→ **Description of the task**
Output all of the entries below precisely as written.
○ ○ ○
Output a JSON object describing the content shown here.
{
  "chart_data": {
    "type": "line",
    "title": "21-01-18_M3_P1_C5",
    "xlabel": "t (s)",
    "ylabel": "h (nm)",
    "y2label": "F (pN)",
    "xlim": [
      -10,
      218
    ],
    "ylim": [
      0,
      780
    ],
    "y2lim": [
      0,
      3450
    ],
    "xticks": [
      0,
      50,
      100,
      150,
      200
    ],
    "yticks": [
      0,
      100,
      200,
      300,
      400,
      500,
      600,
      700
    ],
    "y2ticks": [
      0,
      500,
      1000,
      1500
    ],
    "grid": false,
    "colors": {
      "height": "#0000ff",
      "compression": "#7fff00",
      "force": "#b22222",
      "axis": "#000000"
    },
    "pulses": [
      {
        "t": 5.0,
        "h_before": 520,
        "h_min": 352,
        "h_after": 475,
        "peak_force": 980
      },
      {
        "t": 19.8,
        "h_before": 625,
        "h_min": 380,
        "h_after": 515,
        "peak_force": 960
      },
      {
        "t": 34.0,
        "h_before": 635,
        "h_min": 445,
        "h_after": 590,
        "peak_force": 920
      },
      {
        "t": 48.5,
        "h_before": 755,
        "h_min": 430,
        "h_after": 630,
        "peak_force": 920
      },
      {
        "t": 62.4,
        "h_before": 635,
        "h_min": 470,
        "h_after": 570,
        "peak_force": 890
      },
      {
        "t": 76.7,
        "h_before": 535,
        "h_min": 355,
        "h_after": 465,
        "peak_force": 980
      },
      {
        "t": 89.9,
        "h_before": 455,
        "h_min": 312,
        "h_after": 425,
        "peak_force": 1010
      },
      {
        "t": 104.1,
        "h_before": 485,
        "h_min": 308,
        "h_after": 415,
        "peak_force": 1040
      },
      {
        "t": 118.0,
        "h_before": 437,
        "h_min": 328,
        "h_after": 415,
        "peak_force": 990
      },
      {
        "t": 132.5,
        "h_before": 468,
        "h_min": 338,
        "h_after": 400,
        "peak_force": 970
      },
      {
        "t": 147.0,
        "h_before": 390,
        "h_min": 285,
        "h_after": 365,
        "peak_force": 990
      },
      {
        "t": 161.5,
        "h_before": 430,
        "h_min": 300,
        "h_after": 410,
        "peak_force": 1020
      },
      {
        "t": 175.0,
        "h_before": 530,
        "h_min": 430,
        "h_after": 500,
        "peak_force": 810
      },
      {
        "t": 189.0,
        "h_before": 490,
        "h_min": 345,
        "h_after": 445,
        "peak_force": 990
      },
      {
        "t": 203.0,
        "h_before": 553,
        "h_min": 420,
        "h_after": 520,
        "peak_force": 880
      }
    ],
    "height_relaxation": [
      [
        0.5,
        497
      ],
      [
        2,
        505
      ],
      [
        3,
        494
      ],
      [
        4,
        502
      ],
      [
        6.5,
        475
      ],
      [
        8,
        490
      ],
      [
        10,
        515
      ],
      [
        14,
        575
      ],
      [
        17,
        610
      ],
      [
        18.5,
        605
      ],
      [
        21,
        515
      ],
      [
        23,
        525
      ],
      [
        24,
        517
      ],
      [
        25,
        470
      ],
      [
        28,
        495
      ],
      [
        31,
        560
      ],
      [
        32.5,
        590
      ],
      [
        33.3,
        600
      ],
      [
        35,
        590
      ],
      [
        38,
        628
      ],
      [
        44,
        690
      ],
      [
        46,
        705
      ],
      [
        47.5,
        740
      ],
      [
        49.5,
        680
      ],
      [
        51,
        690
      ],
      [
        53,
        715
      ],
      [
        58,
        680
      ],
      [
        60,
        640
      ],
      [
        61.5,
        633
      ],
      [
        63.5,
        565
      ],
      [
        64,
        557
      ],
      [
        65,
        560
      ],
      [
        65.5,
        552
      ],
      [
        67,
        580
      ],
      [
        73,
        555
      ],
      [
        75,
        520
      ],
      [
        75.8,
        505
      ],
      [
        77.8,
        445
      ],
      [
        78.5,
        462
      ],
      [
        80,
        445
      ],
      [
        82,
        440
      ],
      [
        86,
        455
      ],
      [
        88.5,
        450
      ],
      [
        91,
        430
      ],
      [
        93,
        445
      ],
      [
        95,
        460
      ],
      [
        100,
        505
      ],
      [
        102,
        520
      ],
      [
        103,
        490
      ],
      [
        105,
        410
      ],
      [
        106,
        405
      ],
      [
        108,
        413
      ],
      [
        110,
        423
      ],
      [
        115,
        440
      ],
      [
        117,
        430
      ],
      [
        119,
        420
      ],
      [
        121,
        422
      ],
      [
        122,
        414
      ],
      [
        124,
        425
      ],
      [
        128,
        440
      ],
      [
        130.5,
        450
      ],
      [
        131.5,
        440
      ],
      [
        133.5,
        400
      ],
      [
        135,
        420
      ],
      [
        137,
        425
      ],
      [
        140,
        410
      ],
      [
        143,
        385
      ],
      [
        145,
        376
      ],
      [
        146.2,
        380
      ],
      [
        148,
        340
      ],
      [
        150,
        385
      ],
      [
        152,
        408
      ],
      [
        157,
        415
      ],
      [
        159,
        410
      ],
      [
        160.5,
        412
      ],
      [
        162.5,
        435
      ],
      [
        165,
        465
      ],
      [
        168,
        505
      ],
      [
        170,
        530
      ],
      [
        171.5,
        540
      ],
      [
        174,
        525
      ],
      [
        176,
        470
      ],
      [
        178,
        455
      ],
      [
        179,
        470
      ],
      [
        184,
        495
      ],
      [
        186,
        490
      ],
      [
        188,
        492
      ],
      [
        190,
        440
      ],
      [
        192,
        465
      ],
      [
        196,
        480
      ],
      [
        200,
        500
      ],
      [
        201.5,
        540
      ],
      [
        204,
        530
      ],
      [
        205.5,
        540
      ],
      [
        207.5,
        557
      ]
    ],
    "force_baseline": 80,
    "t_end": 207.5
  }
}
○ ○ ○
→ **Reply to the exercise**
Output a JSON object describing the content shown here.
{
  "chart_data": {
    "type": "line",
    "title": "21-01-18_M3_P1_C5",
    "xlabel": "t (s)",
    "ylabel": "h (nm)",
    "y2label": "F (pN)",
    "xlim": [
      -10,
      218
    ],
    "ylim": [
      0,
      780
    ],
    "y2lim": [
      0,
      3450
    ],
    "xticks": [
      0,
      50,
      100,
      150,
      200
    ],
    "yticks": [
      0,
      100,
      200,
      300,
      400,
      500,
      600,
      700
    ],
    "y2ticks": [
      0,
      500,
      1000,
      1500
    ],
    "grid": false,
    "colors": {
      "height": "#0000ff",
      "compression": "#7fff00",
      "force": "#b22222",
      "axis": "#000000"
    },
    "pulses": [
      {
        "t": 5.0,
        "h_before": 520,
        "h_min": 352,
        "h_after": 475,
        "peak_force": 980
      },
      {
        "t": 19.8,
        "h_before": 625,
        "h_min": 380,
        "h_after": 515,
        "peak_force": 960
      },
      {
        "t": 34.0,
        "h_before": 635,
        "h_min": 445,
        "h_after": 590,
        "peak_force": 920
      },
      {
        "t": 48.5,
        "h_before": 755,
        "h_min": 430,
        "h_after": 630,
        "peak_force": 920
      },
      {
        "t": 62.4,
        "h_before": 635,
        "h_min": 470,
        "h_after": 570,
        "peak_force": 890
      },
      {
        "t": 76.7,
        "h_before": 535,
        "h_min": 355,
        "h_after": 465,
        "peak_force": 980
      },
      {
        "t": 89.9,
        "h_before": 455,
        "h_min": 312,
        "h_after": 425,
        "peak_force": 1010
      },
      {
        "t": 104.1,
        "h_before": 485,
        "h_min": 308,
        "h_after": 415,
        "peak_force": 1040
      },
      {
        "t": 118.0,
        "h_before": 437,
        "h_min": 328,
        "h_after": 415,
        "peak_force": 990
      },
      {
        "t": 132.5,
        "h_before": 468,
        "h_min": 338,
        "h_after": 400,
        "peak_force": 970
      },
      {
        "t": 147.0,
        "h_before": 390,
        "h_min": 285,
        "h_after": 365,
        "peak_force": 990
      },
      {
        "t": 161.5,
        "h_before": 430,
        "h_min": 300,
        "h_after": 410,
        "peak_force": 1020
      },
      {
        "t": 175.0,
        "h_before": 530,
        "h_min": 430,
        "h_after": 500,
        "peak_force": 810
      },
      {
        "t": 189.0,
        "h_before": 490,
        "h_min": 345,
        "h_after": 445,
        "peak_force": 990
      },
      {
        "t": 203.0,
        "h_before": 553,
        "h_min": 420,
        "h_after": 520,
        "peak_force": 880
      }
    ],
    "height_relaxation": [
      [
        0.5,
        497
      ],
      [
        2,
        505
      ],
      [
        3,
        494
      ],
      [
        4,
        502
      ],
      [
        6.5,
        475
      ],
      [
        8,
        490
      ],
      [
        10,
        515
      ],
      [
        14,
        575
      ],
      [
        17,
        610
      ],
      [
        18.5,
        605
      ],
      [
        21,
        515
      ],
      [
        23,
        525
      ],
      [
        24,
        517
      ],
      [
        25,
        470
      ],
      [
        28,
        495
      ],
      [
        31,
        560
      ],
      [
        32.5,
        590
      ],
      [
        33.3,
        600
      ],
      [
        35,
        590
      ],
      [
        38,
        628
      ],
      [
        44,
        690
      ],
      [
        46,
        705
      ],
      [
        47.5,
        740
      ],
      [
        49.5,
        680
      ],
      [
        51,
        690
      ],
      [
        53,
        715
      ],
      [
        58,
        680
      ],
      [
        60,
        640
      ],
      [
        61.5,
        633
      ],
      [
        63.5,
        565
      ],
      [
        64,
        557
      ],
      [
        65,
        560
      ],
      [
        65.5,
        552
      ],
      [
        67,
        580
      ],
      [
        73,
        555
      ],
      [
        75,
        520
      ],
      [
        75.8,
        505
      ],
      [
        77.8,
        445
      ],
      [
        78.5,
        462
      ],
      [
        80,
        445
      ],
      [
        82,
        440
      ],
      [
        86,
        455
      ],
      [
        88.5,
        450
      ],
      [
        91,
        430
      ],
      [
        93,
        445
      ],
      [
        95,
        460
      ],
      [
        100,
        505
      ],
      [
        102,
        520
      ],
      [
        103,
        490
      ],
      [
        105,
        410
      ],
      [
        106,
        405
      ],
      [
        108,
        413
      ],
      [
        110,
        423
      ],
      [
        115,
        440
      ],
      [
        117,
        430
      ],
      [
        119,
        420
      ],
      [
        121,
        422
      ],
      [
        122,
        414
      ],
      [
        124,
        425
      ],
      [
        128,
        440
      ],
      [
        130.5,
        450
      ],
      [
        131.5,
        440
      ],
      [
        133.5,
        400
      ],
      [
        135,
        420
      ],
      [
        137,
        425
      ],
      [
        140,
        410
      ],
      [
        143,
        385
      ],
      [
        145,
        376
      ],
      [
        146.2,
        380
      ],
      [
        148,
        340
      ],
      [
        150,
        385
      ],
      [
        152,
        408
      ],
      [
        157,
        415
      ],
      [
        159,
        410
      ],
      [
        160.5,
        412
      ],
      [
        162.5,
        435
      ],
      [
        165,
        465
      ],
      [
        168,
        505
      ],
      [
        170,
        530
      ],
      [
        171.5,
        540
      ],
      [
        174,
        525
      ],
      [
        176,
        470
      ],
      [
        178,
        455
      ],
      [
        179,
        470
      ],
      [
        184,
        495
      ],
      [
        186,
        490
      ],
      [
        188,
        492
      ],
      [
        190,
        440
      ],
      [
        192,
        465
      ],
      [
        196,
        480
      ],
      [
        200,
        500
      ],
      [
        201.5,
        540
      ],
      [
        204,
        530
      ],
      [
        205.5,
        540
      ],
      [
        207.5,
        557
      ]
    ],
    "force_baseline": 80,
    "t_end": 207.5
  }
}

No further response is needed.